TASK OBJECTIVE –
Scan the lines below for the word "their". Copy each line you find it in.

─── RECORDED INFORMATION

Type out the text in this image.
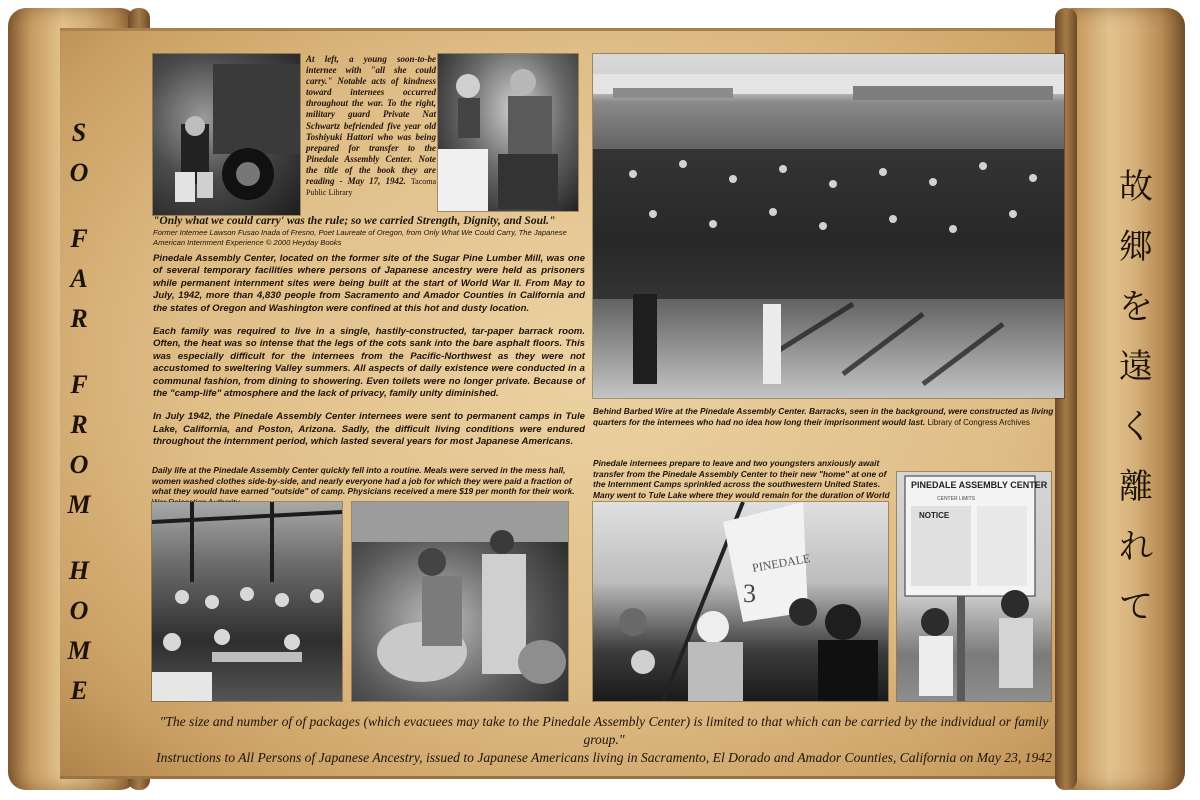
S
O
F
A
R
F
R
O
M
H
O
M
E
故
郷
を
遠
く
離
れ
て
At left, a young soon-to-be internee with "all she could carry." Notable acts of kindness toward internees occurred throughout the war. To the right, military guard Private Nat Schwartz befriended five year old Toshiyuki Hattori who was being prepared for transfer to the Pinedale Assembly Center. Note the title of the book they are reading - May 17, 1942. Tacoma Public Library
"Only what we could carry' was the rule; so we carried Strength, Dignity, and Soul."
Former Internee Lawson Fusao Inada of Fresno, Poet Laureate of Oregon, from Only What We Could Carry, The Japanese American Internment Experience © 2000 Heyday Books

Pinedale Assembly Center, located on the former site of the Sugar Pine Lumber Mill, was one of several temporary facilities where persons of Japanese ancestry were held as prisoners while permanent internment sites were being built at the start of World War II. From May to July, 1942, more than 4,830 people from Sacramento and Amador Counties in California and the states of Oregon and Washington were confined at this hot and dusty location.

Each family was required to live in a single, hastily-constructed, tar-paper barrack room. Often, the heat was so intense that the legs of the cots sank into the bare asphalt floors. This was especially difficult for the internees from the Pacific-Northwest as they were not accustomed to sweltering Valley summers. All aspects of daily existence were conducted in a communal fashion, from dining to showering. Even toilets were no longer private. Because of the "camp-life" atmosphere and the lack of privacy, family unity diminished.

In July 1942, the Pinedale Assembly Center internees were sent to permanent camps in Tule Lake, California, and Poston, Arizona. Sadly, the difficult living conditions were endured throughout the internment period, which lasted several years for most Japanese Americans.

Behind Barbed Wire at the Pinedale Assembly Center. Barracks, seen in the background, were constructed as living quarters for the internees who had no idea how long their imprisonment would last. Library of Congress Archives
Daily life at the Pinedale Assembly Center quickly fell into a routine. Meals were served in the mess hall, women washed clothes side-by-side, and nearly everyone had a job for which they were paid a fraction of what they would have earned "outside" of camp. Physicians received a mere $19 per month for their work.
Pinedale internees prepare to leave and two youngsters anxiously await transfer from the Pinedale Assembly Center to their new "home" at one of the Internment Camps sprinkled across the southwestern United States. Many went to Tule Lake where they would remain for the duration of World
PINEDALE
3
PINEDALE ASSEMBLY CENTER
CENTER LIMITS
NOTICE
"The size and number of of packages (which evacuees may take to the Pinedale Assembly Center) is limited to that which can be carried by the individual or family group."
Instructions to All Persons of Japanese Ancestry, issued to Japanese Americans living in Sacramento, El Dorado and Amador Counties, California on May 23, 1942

──────

ANSWER FOR THE TASK –
Behind Barbed Wire at the Pinedale Assembly Center. Barracks, seen in the background, were constructed as living quarters for the internees who had no idea how long their imprisonment would last. Library of Congress Archives
Daily life at the Pinedale Assembly Center quickly fell into a routine. Meals were served in the mess hall, women washed clothes side-by-side, and nearly everyone had a job for which they were paid a fraction of what they would have earned "outside" of camp. Physicians received a mere $19 per month for their work.
Pinedale internees prepare to leave and two youngsters anxiously await transfer from the Pinedale Assembly Center to their new "home" at one of the Internment Camps sprinkled across the southwestern United States. Many went to Tule Lake where they would remain for the duration of World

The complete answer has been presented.